● **EXERCISE DETAILS**
Tally the lines holding the word "Иные" and state the count by itself.

● **GIVEN RECORDS**
● ● ● ●

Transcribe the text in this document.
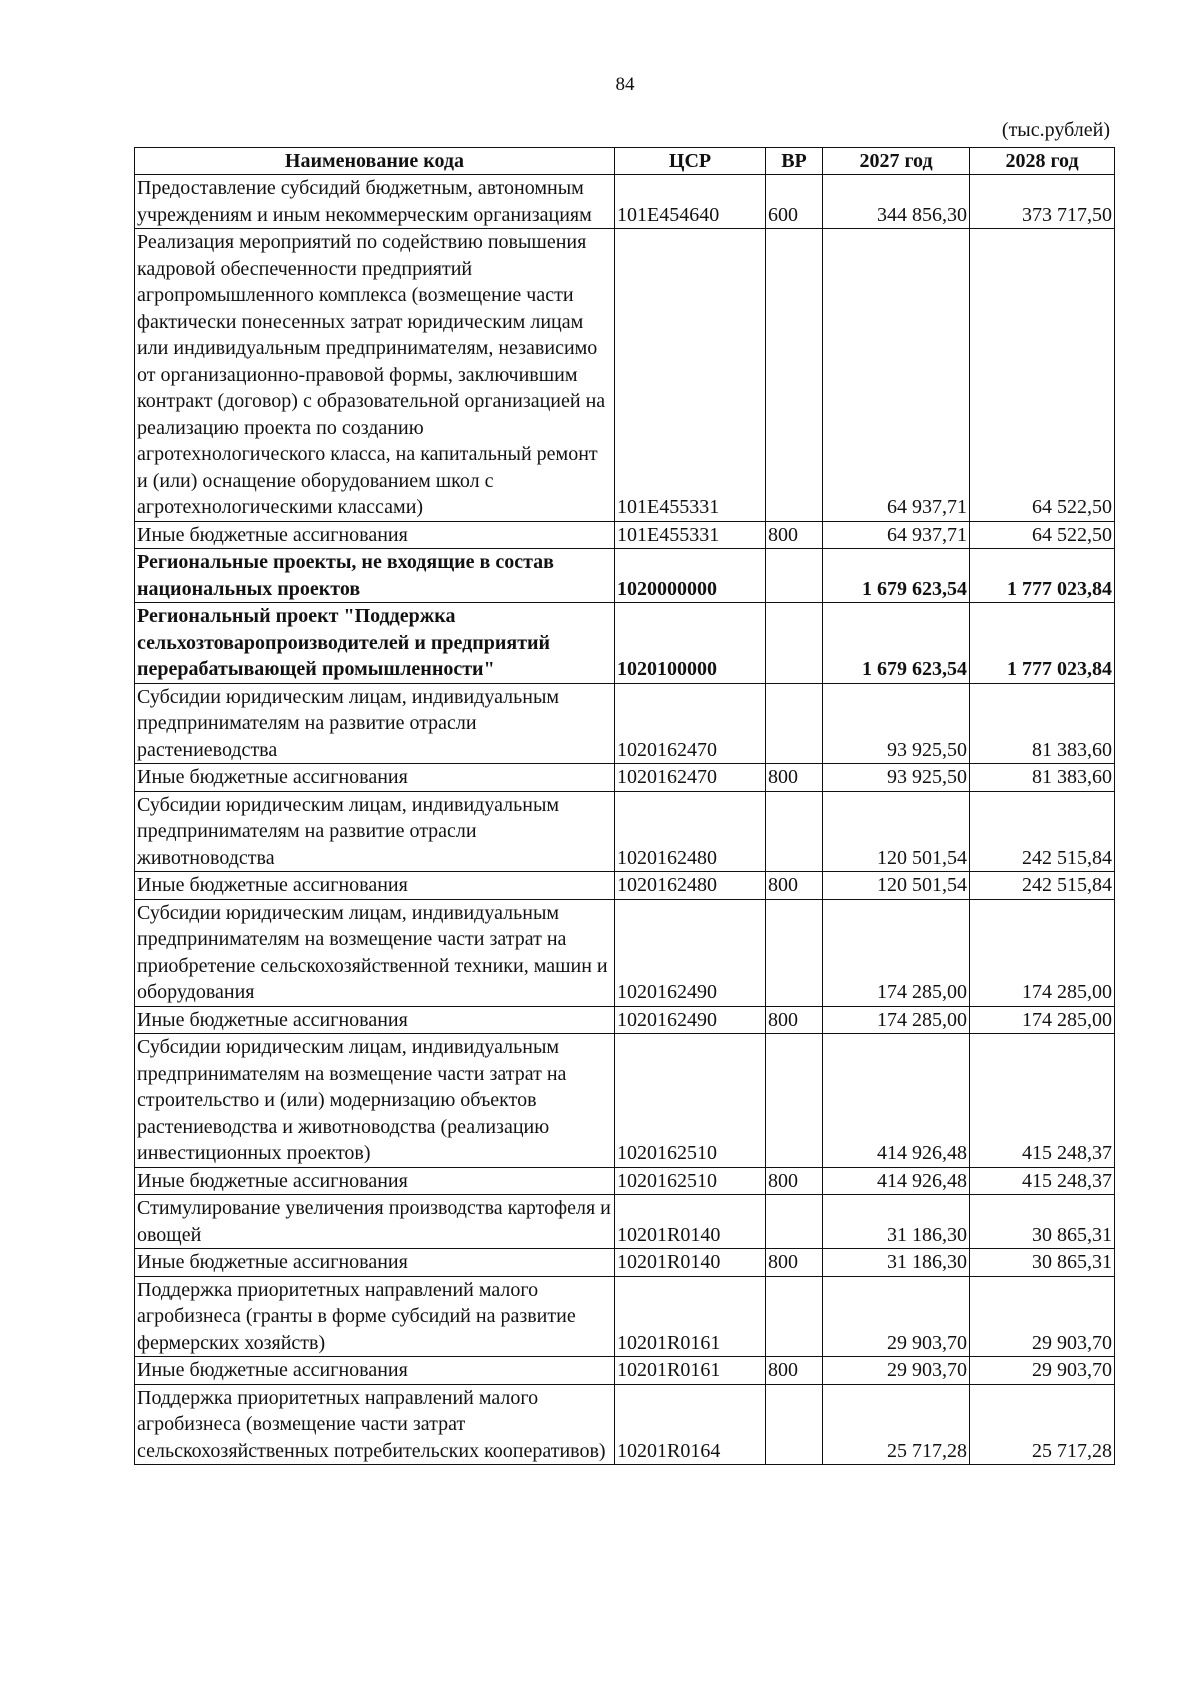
84
(тыс.рублей)
Наименование кода	ЦСР	ВР	2027 год	2028 год
Предоставление субсидий бюджетным, автономным учреждениям и иным некоммерческим организациям	101E454640	600	344 856,30	373 717,50
Реализация мероприятий по содействию повышения кадровой обеспеченности предприятий агропромышленного комплекса (возмещение части фактически понесенных затрат юридическим лицам или индивидуальным предпринимателям, независимо от организационно-правовой формы, заключившим контракт (договор) с образовательной организацией на реализацию проекта по созданию агротехнологического класса, на капитальный ремонт и (или) оснащение оборудованием школ с агротехнологическими классами)	101E455331		64 937,71	64 522,50
Иные бюджетные ассигнования	101E455331	800	64 937,71	64 522,50
Региональные проекты, не входящие в состав национальных проектов	1020000000		1 679 623,54	1 777 023,84
Региональный проект "Поддержка сельхозтоваропроизводителей и предприятий перерабатывающей промышленности"	1020100000		1 679 623,54	1 777 023,84
Субсидии юридическим лицам, индивидуальным предпринимателям на развитие отрасли растениеводства	1020162470		93 925,50	81 383,60
Иные бюджетные ассигнования	1020162470	800	93 925,50	81 383,60
Субсидии юридическим лицам, индивидуальным предпринимателям на развитие отрасли животноводства	1020162480		120 501,54	242 515,84
Иные бюджетные ассигнования	1020162480	800	120 501,54	242 515,84
Субсидии юридическим лицам, индивидуальным предпринимателям на возмещение части затрат на приобретение сельскохозяйственной техники, машин и оборудования	1020162490		174 285,00	174 285,00
Иные бюджетные ассигнования	1020162490	800	174 285,00	174 285,00
Субсидии юридическим лицам, индивидуальным предпринимателям на возмещение части затрат на строительство и (или) модернизацию объектов растениеводства и животноводства (реализацию инвестиционных проектов)	1020162510		414 926,48	415 248,37
Иные бюджетные ассигнования	1020162510	800	414 926,48	415 248,37
Стимулирование увеличения производства картофеля и овощей	10201R0140		31 186,30	30 865,31
Иные бюджетные ассигнования	10201R0140	800	31 186,30	30 865,31
Поддержка приоритетных направлений малого агробизнеса (гранты в форме субсидий на развитие фермерских хозяйств)	10201R0161		29 903,70	29 903,70
Иные бюджетные ассигнования	10201R0161	800	29 903,70	29 903,70
Поддержка приоритетных направлений малого агробизнеса (возмещение части затрат сельскохозяйственных потребительских кооперативов)	10201R0164		25 717,28	25 717,28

● ● ● ●

● **REPLY TO THE TASK**
7